§ GIVEN EXERCISE: The records below are split into lines. How many of those lines contain the string "Grundwasserstand"? Reply with the number only.

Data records
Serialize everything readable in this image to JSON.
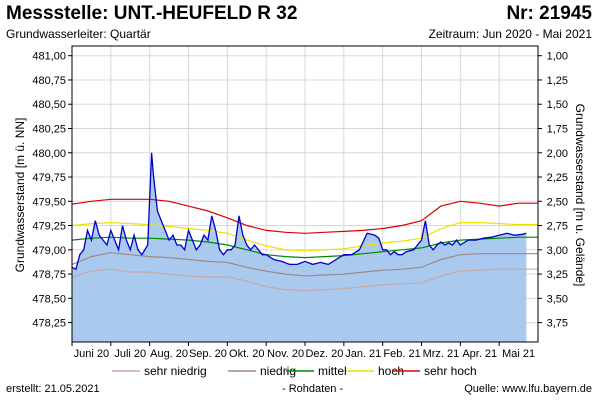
{
  "header": {
    "title": "Messstelle: UNT.-HEUFELD R 32",
    "number": "Nr: 21945",
    "aquifer": "Grundwasserleiter: Quartär",
    "period": "Zeitraum: Jun 2020 - Mai 2021"
  },
  "footer": {
    "created": "erstellt:  21.05.2021",
    "rawdata": "- Rohdaten -",
    "source": "Quelle: www.lfu.bayern.de"
  },
  "colors": {
    "measured": "#0000cc",
    "fill": "#a9c9ef",
    "very_low": "#c8a8a8",
    "low": "#a08888",
    "mean": "#008800",
    "high": "#f0e000",
    "very_high": "#dd0000"
  },
  "chart_data": {
    "type": "area",
    "ylabel_left": "Grundwasserstand [m ü. NN]",
    "ylabel_right": "Grundwasserstand [m u. Gelände]",
    "ylim": [
      478.05,
      481.1
    ],
    "yticks_left": [
      "481,00",
      "480,75",
      "480,50",
      "480,25",
      "480,00",
      "479,75",
      "479,50",
      "479,25",
      "479,00",
      "478,75",
      "478,50",
      "478,25"
    ],
    "yticks_right": [
      "1,00",
      "1,25",
      "1,50",
      "1,75",
      "2,00",
      "2,25",
      "2,50",
      "2,75",
      "3,00",
      "3,25",
      "3,50",
      "3,75"
    ],
    "right_axis_ground_level": 482.0,
    "xticks": [
      "Juni 20",
      "Juli 20",
      "Aug. 20",
      "Sep. 20",
      "Okt. 20",
      "Nov. 20",
      "Dez. 20",
      "Jan. 21",
      "Feb. 21",
      "Mrz. 21",
      "Apr. 21",
      "Mai 21"
    ],
    "xlim": [
      0,
      12
    ],
    "x_unit": "months since June 2020",
    "legend": [
      "sehr niedrig",
      "niedrig",
      "mittel",
      "hoch",
      "sehr hoch"
    ],
    "series": [
      {
        "name": "measured",
        "x": [
          0,
          0.1,
          0.2,
          0.3,
          0.4,
          0.5,
          0.6,
          0.7,
          0.8,
          0.9,
          1.0,
          1.1,
          1.2,
          1.3,
          1.4,
          1.5,
          1.6,
          1.7,
          1.8,
          1.95,
          2.05,
          2.1,
          2.2,
          2.3,
          2.4,
          2.5,
          2.6,
          2.7,
          2.8,
          2.9,
          3.0,
          3.1,
          3.2,
          3.3,
          3.4,
          3.5,
          3.6,
          3.7,
          3.8,
          3.9,
          4.0,
          4.1,
          4.2,
          4.3,
          4.4,
          4.5,
          4.6,
          4.7,
          4.8,
          4.9,
          5.0,
          5.2,
          5.4,
          5.6,
          5.8,
          6.0,
          6.2,
          6.4,
          6.6,
          6.8,
          7.0,
          7.2,
          7.4,
          7.6,
          7.8,
          7.9,
          8.0,
          8.1,
          8.2,
          8.3,
          8.4,
          8.5,
          8.6,
          8.8,
          9.0,
          9.1,
          9.2,
          9.3,
          9.4,
          9.5,
          9.6,
          9.7,
          9.8,
          9.9,
          10.0,
          10.2,
          10.4,
          10.6,
          10.8,
          11.0,
          11.2,
          11.4,
          11.6,
          11.7
        ],
        "values": [
          478.82,
          478.8,
          478.95,
          479.0,
          479.2,
          479.1,
          479.3,
          479.15,
          479.1,
          479.05,
          479.2,
          479.1,
          479.0,
          479.25,
          479.1,
          479.0,
          479.15,
          479.0,
          478.95,
          479.05,
          480.0,
          479.75,
          479.4,
          479.3,
          479.2,
          479.1,
          479.15,
          479.05,
          479.05,
          479.0,
          479.2,
          479.1,
          479.0,
          479.05,
          479.15,
          479.1,
          479.35,
          479.2,
          479.0,
          478.95,
          479.0,
          479.0,
          479.05,
          479.35,
          479.15,
          479.05,
          479.0,
          479.05,
          479.0,
          478.95,
          478.95,
          478.9,
          478.88,
          478.85,
          478.85,
          478.88,
          478.85,
          478.87,
          478.85,
          478.9,
          478.95,
          478.95,
          479.0,
          479.17,
          479.15,
          479.12,
          479.0,
          479.0,
          478.95,
          478.98,
          478.95,
          478.95,
          478.98,
          479.0,
          479.1,
          479.3,
          479.05,
          479.0,
          479.05,
          479.08,
          479.05,
          479.07,
          479.05,
          479.1,
          479.05,
          479.1,
          479.1,
          479.12,
          479.13,
          479.15,
          479.17,
          479.15,
          479.16,
          479.17
        ]
      },
      {
        "name": "sehr niedrig",
        "x": [
          0,
          0.5,
          1.0,
          1.5,
          2.0,
          2.5,
          3.0,
          3.5,
          4.0,
          4.5,
          5.0,
          5.5,
          6.0,
          6.5,
          7.0,
          7.5,
          8.0,
          8.5,
          9.0,
          9.5,
          10.0,
          10.5,
          11.0,
          11.5,
          12.0
        ],
        "values": [
          478.72,
          478.78,
          478.8,
          478.77,
          478.77,
          478.75,
          478.73,
          478.72,
          478.72,
          478.68,
          478.62,
          478.59,
          478.58,
          478.59,
          478.6,
          478.62,
          478.64,
          478.65,
          478.66,
          478.73,
          478.78,
          478.79,
          478.8,
          478.8,
          478.8
        ]
      },
      {
        "name": "niedrig",
        "x": [
          0,
          0.5,
          1.0,
          1.5,
          2.0,
          2.5,
          3.0,
          3.5,
          4.0,
          4.5,
          5.0,
          5.5,
          6.0,
          6.5,
          7.0,
          7.5,
          8.0,
          8.5,
          9.0,
          9.5,
          10.0,
          10.5,
          11.0,
          11.5,
          12.0
        ],
        "values": [
          478.85,
          478.93,
          478.97,
          478.95,
          478.93,
          478.92,
          478.9,
          478.88,
          478.87,
          478.82,
          478.78,
          478.75,
          478.73,
          478.74,
          478.75,
          478.77,
          478.79,
          478.8,
          478.82,
          478.9,
          478.95,
          478.96,
          478.96,
          478.96,
          478.96
        ]
      },
      {
        "name": "mittel",
        "x": [
          0,
          0.5,
          1.0,
          1.5,
          2.0,
          2.5,
          3.0,
          3.5,
          4.0,
          4.5,
          5.0,
          5.5,
          6.0,
          6.5,
          7.0,
          7.5,
          8.0,
          8.5,
          9.0,
          9.5,
          10.0,
          10.5,
          11.0,
          11.5,
          12.0
        ],
        "values": [
          479.1,
          479.12,
          479.13,
          479.12,
          479.12,
          479.11,
          479.1,
          479.08,
          479.05,
          479.0,
          478.95,
          478.93,
          478.92,
          478.93,
          478.94,
          478.96,
          478.98,
          479.0,
          479.02,
          479.07,
          479.1,
          479.11,
          479.12,
          479.13,
          479.13
        ]
      },
      {
        "name": "hoch",
        "x": [
          0,
          0.5,
          1.0,
          1.5,
          2.0,
          2.5,
          3.0,
          3.5,
          4.0,
          4.5,
          5.0,
          5.5,
          6.0,
          6.5,
          7.0,
          7.5,
          8.0,
          8.5,
          9.0,
          9.5,
          10.0,
          10.5,
          11.0,
          11.5,
          12.0
        ],
        "values": [
          479.25,
          479.27,
          479.28,
          479.27,
          479.26,
          479.24,
          479.22,
          479.2,
          479.17,
          479.1,
          479.04,
          479.0,
          478.99,
          479.0,
          479.01,
          479.04,
          479.07,
          479.09,
          479.12,
          479.22,
          479.28,
          479.28,
          479.27,
          479.26,
          479.26
        ]
      },
      {
        "name": "sehr hoch",
        "x": [
          0,
          0.5,
          1.0,
          1.5,
          2.0,
          2.5,
          3.0,
          3.5,
          4.0,
          4.5,
          5.0,
          5.5,
          6.0,
          6.5,
          7.0,
          7.5,
          8.0,
          8.5,
          9.0,
          9.5,
          10.0,
          10.5,
          11.0,
          11.5,
          12.0
        ],
        "values": [
          479.47,
          479.5,
          479.52,
          479.52,
          479.52,
          479.5,
          479.45,
          479.4,
          479.33,
          479.25,
          479.2,
          479.18,
          479.17,
          479.18,
          479.19,
          479.2,
          479.22,
          479.25,
          479.3,
          479.45,
          479.5,
          479.48,
          479.45,
          479.48,
          479.48
        ]
      }
    ]
  }
}
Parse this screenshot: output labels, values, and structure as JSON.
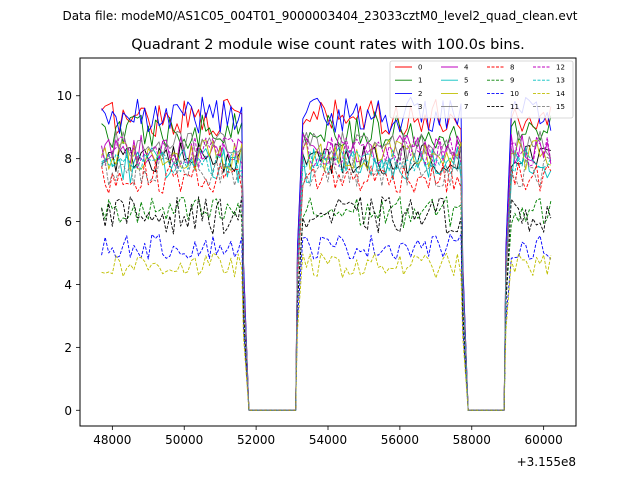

§ EXERCISE OUTPUT: 2